JOB >> All of the material below is to be repeated exactly.

--- BEGIN MATERIAL FOR THIS EXERCISE ---

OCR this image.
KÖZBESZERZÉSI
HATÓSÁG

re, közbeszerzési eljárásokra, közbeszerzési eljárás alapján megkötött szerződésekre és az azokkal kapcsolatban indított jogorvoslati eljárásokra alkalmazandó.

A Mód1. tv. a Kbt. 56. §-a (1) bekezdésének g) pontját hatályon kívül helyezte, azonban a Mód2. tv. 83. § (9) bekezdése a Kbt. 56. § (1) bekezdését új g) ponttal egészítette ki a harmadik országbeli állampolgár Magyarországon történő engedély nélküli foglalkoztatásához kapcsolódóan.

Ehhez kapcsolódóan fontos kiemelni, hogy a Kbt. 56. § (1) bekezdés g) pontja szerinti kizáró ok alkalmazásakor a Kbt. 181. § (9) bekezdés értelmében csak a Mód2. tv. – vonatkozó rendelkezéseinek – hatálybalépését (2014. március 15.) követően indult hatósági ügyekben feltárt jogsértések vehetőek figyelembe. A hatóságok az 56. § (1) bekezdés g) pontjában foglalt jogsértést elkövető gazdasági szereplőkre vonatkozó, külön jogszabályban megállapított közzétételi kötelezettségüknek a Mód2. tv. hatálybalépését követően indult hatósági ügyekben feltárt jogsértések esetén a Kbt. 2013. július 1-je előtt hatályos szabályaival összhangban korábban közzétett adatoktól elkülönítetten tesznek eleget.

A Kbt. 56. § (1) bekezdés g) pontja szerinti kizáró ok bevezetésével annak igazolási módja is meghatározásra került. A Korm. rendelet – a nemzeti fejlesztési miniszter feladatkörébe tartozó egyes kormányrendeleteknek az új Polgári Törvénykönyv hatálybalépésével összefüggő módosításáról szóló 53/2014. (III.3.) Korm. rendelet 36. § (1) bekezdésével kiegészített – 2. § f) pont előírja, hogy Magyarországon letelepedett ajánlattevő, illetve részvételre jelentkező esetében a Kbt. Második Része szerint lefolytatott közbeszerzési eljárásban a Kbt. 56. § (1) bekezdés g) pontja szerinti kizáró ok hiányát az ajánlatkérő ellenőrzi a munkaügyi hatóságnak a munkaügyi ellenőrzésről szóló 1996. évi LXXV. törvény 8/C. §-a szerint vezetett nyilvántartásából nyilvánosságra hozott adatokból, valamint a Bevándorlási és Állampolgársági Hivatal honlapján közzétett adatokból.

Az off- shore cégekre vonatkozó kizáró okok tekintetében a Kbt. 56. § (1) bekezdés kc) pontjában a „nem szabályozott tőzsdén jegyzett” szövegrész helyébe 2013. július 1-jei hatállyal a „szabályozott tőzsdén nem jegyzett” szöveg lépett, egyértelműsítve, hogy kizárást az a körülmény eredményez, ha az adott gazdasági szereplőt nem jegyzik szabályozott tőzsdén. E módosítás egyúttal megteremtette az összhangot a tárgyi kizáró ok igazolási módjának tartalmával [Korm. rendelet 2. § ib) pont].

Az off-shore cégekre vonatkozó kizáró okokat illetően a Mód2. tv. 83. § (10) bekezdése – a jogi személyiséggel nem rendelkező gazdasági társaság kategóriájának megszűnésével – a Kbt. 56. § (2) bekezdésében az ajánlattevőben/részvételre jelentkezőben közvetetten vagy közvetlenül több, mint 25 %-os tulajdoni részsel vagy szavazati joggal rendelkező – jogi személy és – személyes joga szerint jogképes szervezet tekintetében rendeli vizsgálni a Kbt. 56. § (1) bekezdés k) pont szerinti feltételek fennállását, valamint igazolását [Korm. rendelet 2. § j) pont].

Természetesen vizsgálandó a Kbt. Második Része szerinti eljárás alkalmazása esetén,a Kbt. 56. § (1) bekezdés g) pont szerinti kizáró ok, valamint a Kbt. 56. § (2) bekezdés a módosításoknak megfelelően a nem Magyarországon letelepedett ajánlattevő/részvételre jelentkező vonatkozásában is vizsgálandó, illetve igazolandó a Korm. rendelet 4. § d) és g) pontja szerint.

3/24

--- END MATERIAL FOR THIS EXERCISE ---

THE SOLUTION >>
OCR this image.
KÖZBESZERZÉSI
HATÓSÁG

re, közbeszerzési eljárásokra, közbeszerzési eljárás alapján megkötött szerződésekre és az azokkal kapcsolatban indított jogorvoslati eljárásokra alkalmazandó.

A Mód1. tv. a Kbt. 56. §-a (1) bekezdésének g) pontját hatályon kívül helyezte, azonban a Mód2. tv. 83. § (9) bekezdése a Kbt. 56. § (1) bekezdését új g) ponttal egészítette ki a harmadik országbeli állampolgár Magyarországon történő engedély nélküli foglalkoztatásához kapcsolódóan.

Ehhez kapcsolódóan fontos kiemelni, hogy a Kbt. 56. § (1) bekezdés g) pontja szerinti kizáró ok alkalmazásakor a Kbt. 181. § (9) bekezdés értelmében csak a Mód2. tv. – vonatkozó rendelkezéseinek – hatálybalépését (2014. március 15.) követően indult hatósági ügyekben feltárt jogsértések vehetőek figyelembe. A hatóságok az 56. § (1) bekezdés g) pontjában foglalt jogsértést elkövető gazdasági szereplőkre vonatkozó, külön jogszabályban megállapított közzétételi kötelezettségüknek a Mód2. tv. hatálybalépését követően indult hatósági ügyekben feltárt jogsértések esetén a Kbt. 2013. július 1-je előtt hatályos szabályaival összhangban korábban közzétett adatoktól elkülönítetten tesznek eleget.

A Kbt. 56. § (1) bekezdés g) pontja szerinti kizáró ok bevezetésével annak igazolási módja is meghatározásra került. A Korm. rendelet – a nemzeti fejlesztési miniszter feladatkörébe tartozó egyes kormányrendeleteknek az új Polgári Törvénykönyv hatálybalépésével összefüggő módosításáról szóló 53/2014. (III.3.) Korm. rendelet 36. § (1) bekezdésével kiegészített – 2. § f) pont előírja, hogy Magyarországon letelepedett ajánlattevő, illetve részvételre jelentkező esetében a Kbt. Második Része szerint lefolytatott közbeszerzési eljárásban a Kbt. 56. § (1) bekezdés g) pontja szerinti kizáró ok hiányát az ajánlatkérő ellenőrzi a munkaügyi hatóságnak a munkaügyi ellenőrzésről szóló 1996. évi LXXV. törvény 8/C. §-a szerint vezetett nyilvántartásából nyilvánosságra hozott adatokból, valamint a Bevándorlási és Állampolgársági Hivatal honlapján közzétett adatokból.

Az off- shore cégekre vonatkozó kizáró okok tekintetében a Kbt. 56. § (1) bekezdés kc) pontjában a „nem szabályozott tőzsdén jegyzett” szövegrész helyébe 2013. július 1-jei hatállyal a „szabályozott tőzsdén nem jegyzett” szöveg lépett, egyértelműsítve, hogy kizárást az a körülmény eredményez, ha az adott gazdasági szereplőt nem jegyzik szabályozott tőzsdén. E módosítás egyúttal megteremtette az összhangot a tárgyi kizáró ok igazolási módjának tartalmával [Korm. rendelet 2. § ib) pont].

Az off-shore cégekre vonatkozó kizáró okokat illetően a Mód2. tv. 83. § (10) bekezdése – a jogi személyiséggel nem rendelkező gazdasági társaság kategóriájának megszűnésével – a Kbt. 56. § (2) bekezdésében az ajánlattevőben/részvételre jelentkezőben közvetetten vagy közvetlenül több, mint 25 %-os tulajdoni részsel vagy szavazati joggal rendelkező – jogi személy és – személyes joga szerint jogképes szervezet tekintetében rendeli vizsgálni a Kbt. 56. § (1) bekezdés k) pont szerinti feltételek fennállását, valamint igazolását [Korm. rendelet 2. § j) pont].

Természetesen vizsgálandó a Kbt. Második Része szerinti eljárás alkalmazása esetén,a Kbt. 56. § (1) bekezdés g) pont szerinti kizáró ok, valamint a Kbt. 56. § (2) bekezdés a módosításoknak megfelelően a nem Magyarországon letelepedett ajánlattevő/részvételre jelentkező vonatkozásában is vizsgálandó, illetve igazolandó a Korm. rendelet 4. § d) és g) pontja szerint.

3/24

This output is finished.